> **HOW TO COMPLETE THIS TASK**
A bare number is all that is needed: how many lines below contain the string "name"?

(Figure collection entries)
# # # # #
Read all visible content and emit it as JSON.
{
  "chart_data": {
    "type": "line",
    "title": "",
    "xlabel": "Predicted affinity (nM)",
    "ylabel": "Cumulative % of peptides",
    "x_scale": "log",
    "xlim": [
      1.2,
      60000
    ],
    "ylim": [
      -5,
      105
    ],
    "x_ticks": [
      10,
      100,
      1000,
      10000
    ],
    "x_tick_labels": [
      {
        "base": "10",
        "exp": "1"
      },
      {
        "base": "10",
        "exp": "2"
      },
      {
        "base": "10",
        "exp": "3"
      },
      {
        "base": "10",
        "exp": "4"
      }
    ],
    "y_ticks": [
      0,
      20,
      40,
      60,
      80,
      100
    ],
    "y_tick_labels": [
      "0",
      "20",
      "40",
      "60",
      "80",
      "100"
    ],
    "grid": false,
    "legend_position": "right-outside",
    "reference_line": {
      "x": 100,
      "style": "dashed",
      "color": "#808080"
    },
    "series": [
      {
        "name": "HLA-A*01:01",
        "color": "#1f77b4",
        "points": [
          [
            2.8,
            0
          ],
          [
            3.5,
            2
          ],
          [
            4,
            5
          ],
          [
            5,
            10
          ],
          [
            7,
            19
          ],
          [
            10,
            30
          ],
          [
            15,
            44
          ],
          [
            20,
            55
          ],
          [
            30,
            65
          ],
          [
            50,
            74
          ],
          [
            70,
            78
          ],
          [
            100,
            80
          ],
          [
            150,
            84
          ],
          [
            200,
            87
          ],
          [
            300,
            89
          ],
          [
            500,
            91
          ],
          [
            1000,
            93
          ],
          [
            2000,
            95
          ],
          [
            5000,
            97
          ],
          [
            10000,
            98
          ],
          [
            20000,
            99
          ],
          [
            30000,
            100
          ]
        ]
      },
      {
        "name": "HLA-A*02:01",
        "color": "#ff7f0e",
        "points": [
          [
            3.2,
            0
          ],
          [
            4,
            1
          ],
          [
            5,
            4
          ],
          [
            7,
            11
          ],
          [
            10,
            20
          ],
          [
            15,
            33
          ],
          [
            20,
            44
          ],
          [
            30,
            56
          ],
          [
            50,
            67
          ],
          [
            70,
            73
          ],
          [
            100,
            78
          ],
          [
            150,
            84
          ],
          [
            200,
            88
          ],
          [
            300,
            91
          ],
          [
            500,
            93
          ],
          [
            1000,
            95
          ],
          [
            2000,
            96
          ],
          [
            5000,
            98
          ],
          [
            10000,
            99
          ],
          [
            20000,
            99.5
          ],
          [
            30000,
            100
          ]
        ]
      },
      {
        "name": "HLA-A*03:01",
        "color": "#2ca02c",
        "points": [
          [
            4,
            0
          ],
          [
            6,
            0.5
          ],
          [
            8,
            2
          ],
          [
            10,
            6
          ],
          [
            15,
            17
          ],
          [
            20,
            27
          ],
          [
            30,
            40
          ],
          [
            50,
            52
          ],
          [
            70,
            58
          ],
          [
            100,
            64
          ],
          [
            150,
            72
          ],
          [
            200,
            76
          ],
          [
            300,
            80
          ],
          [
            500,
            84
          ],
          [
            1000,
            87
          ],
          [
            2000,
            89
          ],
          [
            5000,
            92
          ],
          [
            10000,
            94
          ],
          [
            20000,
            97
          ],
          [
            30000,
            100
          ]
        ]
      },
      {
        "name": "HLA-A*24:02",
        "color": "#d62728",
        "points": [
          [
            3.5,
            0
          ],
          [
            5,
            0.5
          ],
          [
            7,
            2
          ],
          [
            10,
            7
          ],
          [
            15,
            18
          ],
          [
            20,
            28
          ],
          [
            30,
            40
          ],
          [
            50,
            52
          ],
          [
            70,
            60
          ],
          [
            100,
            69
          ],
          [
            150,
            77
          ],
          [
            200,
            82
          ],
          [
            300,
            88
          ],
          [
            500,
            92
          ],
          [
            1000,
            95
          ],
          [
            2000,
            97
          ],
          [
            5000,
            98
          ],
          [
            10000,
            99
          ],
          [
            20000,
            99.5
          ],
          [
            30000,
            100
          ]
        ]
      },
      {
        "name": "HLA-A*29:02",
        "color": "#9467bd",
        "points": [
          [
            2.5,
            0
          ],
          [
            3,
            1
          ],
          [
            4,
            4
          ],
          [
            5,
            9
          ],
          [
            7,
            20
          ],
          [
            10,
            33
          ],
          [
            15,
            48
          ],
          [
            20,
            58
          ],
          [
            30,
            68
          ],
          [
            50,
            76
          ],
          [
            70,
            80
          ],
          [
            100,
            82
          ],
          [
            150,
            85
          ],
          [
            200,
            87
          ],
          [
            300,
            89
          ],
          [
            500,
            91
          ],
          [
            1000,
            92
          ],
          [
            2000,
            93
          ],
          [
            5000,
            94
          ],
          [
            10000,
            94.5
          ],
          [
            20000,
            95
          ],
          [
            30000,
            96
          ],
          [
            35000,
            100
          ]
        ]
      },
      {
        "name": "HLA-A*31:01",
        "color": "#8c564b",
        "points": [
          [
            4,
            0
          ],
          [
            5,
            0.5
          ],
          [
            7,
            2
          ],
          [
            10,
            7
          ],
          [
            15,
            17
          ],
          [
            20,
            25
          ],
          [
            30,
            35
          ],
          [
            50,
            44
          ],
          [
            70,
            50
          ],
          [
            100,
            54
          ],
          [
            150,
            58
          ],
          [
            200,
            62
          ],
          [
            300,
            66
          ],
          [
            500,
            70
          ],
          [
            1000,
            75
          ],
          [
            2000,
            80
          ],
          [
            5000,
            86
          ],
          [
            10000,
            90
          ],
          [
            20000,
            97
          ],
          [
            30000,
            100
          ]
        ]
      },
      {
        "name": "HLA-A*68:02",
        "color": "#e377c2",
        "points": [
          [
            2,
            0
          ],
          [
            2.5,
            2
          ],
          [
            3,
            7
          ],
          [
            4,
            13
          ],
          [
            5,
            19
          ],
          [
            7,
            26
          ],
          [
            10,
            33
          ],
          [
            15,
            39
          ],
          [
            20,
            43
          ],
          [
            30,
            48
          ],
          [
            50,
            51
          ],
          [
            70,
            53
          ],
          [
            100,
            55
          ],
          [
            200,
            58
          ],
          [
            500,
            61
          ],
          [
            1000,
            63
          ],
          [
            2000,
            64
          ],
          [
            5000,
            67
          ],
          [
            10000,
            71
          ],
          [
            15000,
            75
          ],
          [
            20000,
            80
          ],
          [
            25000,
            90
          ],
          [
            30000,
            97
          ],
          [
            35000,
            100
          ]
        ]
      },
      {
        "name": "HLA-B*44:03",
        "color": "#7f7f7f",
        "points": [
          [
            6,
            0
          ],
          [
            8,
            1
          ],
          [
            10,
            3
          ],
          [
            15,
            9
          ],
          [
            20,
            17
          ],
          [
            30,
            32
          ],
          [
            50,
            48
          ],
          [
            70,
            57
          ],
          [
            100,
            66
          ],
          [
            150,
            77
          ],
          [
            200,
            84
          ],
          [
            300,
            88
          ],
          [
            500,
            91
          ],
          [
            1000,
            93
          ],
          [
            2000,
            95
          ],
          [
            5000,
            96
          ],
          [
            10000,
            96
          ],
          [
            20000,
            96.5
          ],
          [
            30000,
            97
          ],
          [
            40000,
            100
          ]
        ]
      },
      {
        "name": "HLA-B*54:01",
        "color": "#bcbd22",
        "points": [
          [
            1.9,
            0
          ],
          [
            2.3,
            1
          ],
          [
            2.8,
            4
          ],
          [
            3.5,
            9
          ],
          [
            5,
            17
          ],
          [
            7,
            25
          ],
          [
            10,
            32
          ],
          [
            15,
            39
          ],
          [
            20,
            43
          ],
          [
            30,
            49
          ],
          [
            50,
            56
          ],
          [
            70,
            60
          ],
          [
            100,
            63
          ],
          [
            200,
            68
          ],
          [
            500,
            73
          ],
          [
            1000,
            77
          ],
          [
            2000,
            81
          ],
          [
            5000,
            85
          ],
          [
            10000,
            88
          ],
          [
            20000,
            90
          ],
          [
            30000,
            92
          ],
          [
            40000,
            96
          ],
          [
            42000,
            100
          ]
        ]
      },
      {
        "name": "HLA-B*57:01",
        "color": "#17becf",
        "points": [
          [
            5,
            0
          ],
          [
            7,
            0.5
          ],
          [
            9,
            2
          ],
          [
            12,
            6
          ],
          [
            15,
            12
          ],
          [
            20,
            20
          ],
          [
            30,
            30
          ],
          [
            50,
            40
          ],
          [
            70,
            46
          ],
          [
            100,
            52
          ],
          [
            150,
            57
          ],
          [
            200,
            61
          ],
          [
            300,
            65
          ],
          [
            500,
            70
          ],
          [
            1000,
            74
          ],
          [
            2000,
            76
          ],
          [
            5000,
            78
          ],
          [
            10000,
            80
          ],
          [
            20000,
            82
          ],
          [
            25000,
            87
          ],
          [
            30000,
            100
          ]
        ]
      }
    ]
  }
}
# # # # #
> **EXPECTED ANSWER**
10